BEGIN DATA SHOWN

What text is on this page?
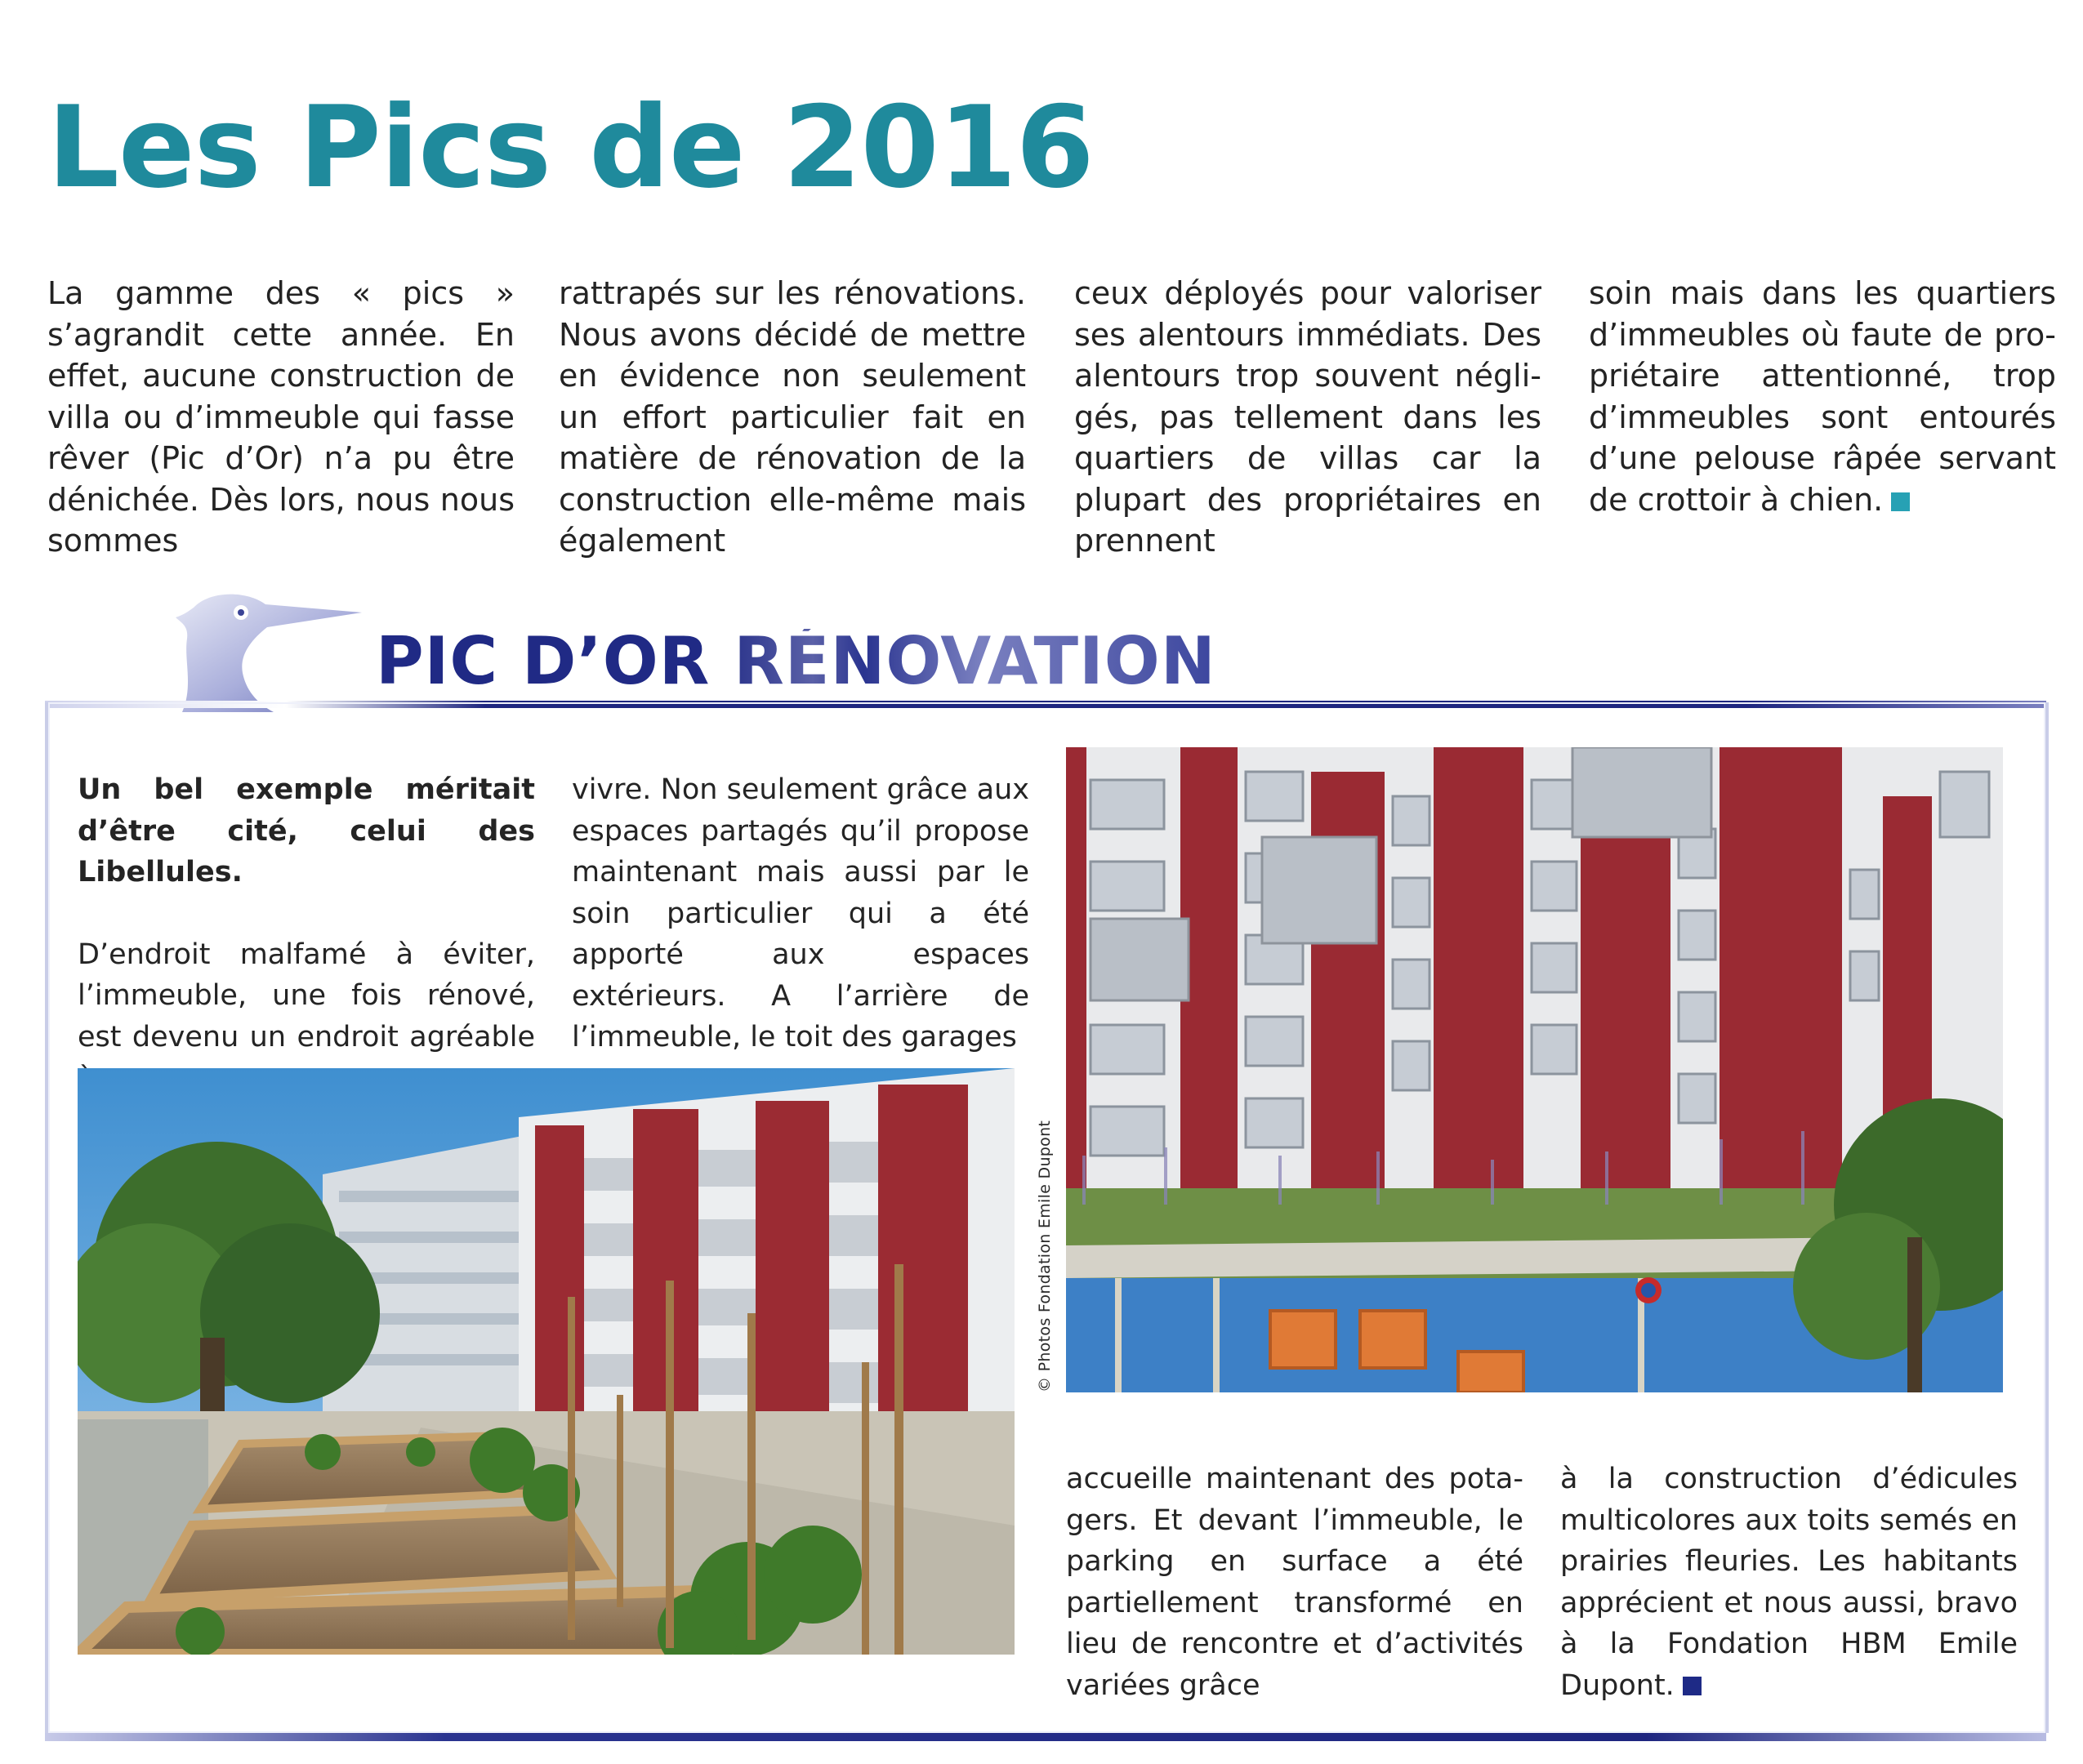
Les Pics de 2016

La gamme des « pics » s’agrandit cette année. En effet, aucune construction de villa ou d’immeuble qui fasse rêver (Pic d’Or) n’a pu être dénichée. Dès lors, nous nous sommes

rattrapés sur les rénovations. Nous avons décidé de mettre en évidence non seulement un effort particulier fait en matière de rénovation de la construction elle-même mais également

ceux déployés pour valoriser ses alentours immédiats. Des alentours trop souvent négligés, pas tellement dans les quartiers de villas car la plupart des propriétaires en prennent

soin mais dans les quartiers d’immeubles où faute de propriétaire attentionné, trop d’immeubles sont entourés d’une pelouse râpée servant de crottoir à chien.

PIC D’OR RÉNOVATION

Un bel exemple méritait d’être cité, celui des Libellules.

D’endroit malfamé à éviter, l’immeuble, une fois rénové, est devenu un endroit agréable

vivre. Non seulement grâce aux espaces partagés qu’il propose maintenant mais aussi par le soin particulier qui a été apporté aux espaces extérieurs. A l’arrière de l’immeuble, le toit des garages

accueille maintenant des potagers. Et devant l’immeuble, le parking en surface a été partiellement transformé en lieu de rencontre et d’activités variées grâce

à la construction d’édicules multicolores aux toits semés en prairies fleuries. Les habitants apprécient et nous aussi, bravo à la Fondation HBM Emile Dupont.

© Photos Fondation Emile Dupont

END DATA SHOWN

WHAT YOU NEED TO DO
Show each line of the data that contains the string "quartiers".

RIGHT ANSWER
ceux déployés pour valoriser ses alentours immédiats. Des alentours trop souvent négligés, pas tellement dans les quartiers de villas car la plupart des propriétaires en prennent
soin mais dans les quartiers d’immeubles où faute de propriétaire attentionné, trop d’immeubles sont entourés d’une pelouse râpée servant de crottoir à chien.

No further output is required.